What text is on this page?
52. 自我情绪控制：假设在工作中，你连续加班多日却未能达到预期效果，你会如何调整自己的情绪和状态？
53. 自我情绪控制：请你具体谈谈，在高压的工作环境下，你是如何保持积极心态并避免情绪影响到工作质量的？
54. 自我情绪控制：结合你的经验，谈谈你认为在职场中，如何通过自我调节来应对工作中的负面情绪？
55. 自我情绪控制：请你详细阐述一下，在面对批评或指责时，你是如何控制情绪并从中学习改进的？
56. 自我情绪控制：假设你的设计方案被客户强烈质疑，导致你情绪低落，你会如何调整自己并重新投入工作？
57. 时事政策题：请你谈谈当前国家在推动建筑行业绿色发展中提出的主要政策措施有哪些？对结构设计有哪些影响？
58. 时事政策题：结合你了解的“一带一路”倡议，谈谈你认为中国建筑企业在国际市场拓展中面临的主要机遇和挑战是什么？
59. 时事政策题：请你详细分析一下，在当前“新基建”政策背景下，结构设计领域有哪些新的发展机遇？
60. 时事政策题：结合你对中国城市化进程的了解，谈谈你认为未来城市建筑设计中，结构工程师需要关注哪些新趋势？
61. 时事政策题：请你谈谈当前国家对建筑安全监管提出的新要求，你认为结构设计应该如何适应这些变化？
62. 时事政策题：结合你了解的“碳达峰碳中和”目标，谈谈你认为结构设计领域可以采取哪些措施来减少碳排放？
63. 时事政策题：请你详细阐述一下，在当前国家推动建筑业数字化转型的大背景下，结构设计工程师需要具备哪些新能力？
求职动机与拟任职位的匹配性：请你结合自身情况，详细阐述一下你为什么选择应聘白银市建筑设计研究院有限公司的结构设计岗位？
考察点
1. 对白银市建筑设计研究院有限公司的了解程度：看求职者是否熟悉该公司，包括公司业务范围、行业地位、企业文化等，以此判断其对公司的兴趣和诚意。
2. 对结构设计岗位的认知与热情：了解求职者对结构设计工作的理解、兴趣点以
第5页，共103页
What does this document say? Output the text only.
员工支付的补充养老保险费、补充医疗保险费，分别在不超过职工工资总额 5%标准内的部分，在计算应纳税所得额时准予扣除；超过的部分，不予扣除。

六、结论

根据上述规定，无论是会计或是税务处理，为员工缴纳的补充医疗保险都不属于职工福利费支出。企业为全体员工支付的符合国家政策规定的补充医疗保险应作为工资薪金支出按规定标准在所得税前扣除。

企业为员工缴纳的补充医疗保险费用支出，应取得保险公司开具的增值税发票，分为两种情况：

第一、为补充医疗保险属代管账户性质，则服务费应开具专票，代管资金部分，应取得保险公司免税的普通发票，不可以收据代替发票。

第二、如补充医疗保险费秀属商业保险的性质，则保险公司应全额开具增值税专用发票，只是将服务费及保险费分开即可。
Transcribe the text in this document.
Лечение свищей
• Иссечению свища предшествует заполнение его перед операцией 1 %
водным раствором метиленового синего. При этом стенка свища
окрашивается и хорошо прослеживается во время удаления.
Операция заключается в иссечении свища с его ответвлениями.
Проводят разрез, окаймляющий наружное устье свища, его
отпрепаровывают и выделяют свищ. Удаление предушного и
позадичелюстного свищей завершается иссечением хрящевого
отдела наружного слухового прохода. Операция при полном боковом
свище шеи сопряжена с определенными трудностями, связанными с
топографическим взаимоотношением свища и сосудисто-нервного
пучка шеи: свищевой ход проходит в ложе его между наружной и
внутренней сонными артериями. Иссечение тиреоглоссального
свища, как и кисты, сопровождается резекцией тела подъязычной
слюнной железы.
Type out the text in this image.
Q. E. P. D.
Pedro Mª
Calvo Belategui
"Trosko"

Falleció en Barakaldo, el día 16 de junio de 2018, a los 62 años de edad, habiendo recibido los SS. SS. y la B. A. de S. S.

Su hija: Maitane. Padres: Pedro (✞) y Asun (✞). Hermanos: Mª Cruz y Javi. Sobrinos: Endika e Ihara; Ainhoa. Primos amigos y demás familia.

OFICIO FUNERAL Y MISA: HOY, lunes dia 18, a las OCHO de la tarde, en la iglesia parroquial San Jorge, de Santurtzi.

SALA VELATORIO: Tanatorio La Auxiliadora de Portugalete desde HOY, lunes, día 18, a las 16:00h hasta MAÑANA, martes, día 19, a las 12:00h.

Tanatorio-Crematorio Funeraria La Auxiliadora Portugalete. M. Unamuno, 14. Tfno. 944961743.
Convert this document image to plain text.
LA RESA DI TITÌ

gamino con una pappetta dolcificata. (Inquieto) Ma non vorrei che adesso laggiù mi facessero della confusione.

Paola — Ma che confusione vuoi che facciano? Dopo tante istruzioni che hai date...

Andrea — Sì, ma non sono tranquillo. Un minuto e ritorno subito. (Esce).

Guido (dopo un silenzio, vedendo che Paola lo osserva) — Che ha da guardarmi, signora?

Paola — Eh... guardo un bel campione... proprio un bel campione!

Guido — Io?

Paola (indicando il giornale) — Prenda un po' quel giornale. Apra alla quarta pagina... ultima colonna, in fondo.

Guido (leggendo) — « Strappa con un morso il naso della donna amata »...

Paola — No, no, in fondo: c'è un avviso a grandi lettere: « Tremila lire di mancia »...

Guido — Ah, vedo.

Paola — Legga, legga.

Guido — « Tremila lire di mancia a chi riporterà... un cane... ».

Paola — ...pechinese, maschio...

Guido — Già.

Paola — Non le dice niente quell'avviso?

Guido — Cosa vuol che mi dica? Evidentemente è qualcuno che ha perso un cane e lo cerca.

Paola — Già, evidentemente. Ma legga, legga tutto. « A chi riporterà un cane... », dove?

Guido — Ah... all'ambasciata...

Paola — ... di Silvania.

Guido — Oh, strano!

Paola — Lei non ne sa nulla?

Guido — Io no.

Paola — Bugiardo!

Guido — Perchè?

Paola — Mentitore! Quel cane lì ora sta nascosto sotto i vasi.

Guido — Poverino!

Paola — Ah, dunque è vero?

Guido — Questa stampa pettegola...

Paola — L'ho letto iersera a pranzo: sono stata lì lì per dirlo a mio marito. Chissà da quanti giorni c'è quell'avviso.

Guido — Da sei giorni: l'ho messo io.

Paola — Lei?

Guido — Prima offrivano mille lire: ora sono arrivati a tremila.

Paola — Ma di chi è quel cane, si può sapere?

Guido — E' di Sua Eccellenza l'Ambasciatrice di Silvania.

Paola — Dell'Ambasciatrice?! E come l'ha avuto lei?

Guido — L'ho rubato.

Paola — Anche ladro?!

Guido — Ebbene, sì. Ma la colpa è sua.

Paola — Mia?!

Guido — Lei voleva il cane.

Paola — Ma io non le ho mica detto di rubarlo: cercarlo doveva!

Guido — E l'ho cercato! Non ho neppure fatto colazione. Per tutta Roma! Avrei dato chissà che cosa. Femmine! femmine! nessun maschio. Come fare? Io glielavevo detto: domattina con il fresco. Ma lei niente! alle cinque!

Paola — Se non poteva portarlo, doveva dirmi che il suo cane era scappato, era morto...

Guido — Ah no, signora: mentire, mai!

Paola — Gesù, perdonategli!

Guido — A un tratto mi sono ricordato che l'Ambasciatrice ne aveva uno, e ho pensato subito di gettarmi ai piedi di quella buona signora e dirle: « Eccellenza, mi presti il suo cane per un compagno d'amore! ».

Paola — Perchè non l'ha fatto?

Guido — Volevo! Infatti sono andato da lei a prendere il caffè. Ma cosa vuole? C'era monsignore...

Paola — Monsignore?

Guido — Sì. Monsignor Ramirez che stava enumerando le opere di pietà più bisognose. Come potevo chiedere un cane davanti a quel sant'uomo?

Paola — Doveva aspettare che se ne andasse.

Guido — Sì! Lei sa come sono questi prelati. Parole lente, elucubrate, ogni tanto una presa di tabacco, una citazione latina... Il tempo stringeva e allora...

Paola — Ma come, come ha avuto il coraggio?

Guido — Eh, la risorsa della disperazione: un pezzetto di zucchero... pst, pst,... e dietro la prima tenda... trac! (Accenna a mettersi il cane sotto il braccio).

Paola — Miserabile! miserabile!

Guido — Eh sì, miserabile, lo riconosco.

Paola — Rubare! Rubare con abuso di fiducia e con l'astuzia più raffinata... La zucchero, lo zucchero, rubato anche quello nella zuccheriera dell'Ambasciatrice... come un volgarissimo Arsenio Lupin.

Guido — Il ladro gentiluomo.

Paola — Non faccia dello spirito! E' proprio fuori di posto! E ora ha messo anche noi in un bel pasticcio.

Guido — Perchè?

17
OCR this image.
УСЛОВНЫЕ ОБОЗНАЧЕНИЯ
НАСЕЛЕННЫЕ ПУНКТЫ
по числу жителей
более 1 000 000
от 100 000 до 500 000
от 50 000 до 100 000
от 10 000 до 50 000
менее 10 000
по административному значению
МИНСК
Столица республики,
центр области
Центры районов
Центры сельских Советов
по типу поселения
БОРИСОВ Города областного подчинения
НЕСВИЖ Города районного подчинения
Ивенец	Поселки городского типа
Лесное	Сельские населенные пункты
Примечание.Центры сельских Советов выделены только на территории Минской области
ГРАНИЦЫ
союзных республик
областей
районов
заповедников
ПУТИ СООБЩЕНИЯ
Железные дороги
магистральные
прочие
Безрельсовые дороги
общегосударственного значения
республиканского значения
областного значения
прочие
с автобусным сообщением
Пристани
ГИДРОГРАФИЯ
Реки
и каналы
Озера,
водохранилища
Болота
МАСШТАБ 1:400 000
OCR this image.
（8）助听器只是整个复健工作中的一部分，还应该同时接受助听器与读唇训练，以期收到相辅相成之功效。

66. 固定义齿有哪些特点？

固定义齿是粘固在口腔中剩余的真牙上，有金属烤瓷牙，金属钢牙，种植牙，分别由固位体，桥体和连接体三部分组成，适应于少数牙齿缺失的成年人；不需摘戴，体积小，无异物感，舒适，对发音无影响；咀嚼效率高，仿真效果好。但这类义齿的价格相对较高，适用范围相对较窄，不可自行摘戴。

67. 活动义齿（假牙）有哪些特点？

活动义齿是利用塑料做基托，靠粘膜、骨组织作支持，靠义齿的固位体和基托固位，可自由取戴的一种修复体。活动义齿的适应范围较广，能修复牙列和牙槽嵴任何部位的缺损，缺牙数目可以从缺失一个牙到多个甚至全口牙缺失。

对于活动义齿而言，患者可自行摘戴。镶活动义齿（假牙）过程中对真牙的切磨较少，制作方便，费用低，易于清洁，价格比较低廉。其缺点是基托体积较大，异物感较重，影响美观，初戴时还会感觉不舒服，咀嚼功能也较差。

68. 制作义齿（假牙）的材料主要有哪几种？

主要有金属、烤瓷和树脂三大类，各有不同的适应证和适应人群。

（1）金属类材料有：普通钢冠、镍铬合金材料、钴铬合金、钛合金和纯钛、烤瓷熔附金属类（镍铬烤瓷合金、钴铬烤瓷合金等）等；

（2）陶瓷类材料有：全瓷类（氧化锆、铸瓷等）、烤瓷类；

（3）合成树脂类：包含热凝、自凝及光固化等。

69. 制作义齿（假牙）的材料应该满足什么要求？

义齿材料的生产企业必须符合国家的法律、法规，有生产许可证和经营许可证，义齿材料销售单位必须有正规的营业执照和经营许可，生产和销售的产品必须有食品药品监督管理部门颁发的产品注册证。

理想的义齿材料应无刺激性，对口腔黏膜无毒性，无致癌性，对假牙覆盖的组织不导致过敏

==================================================

Written request
Report how many lines of the data contain the word "Silvania", using the number alone.

Solution to the problem
2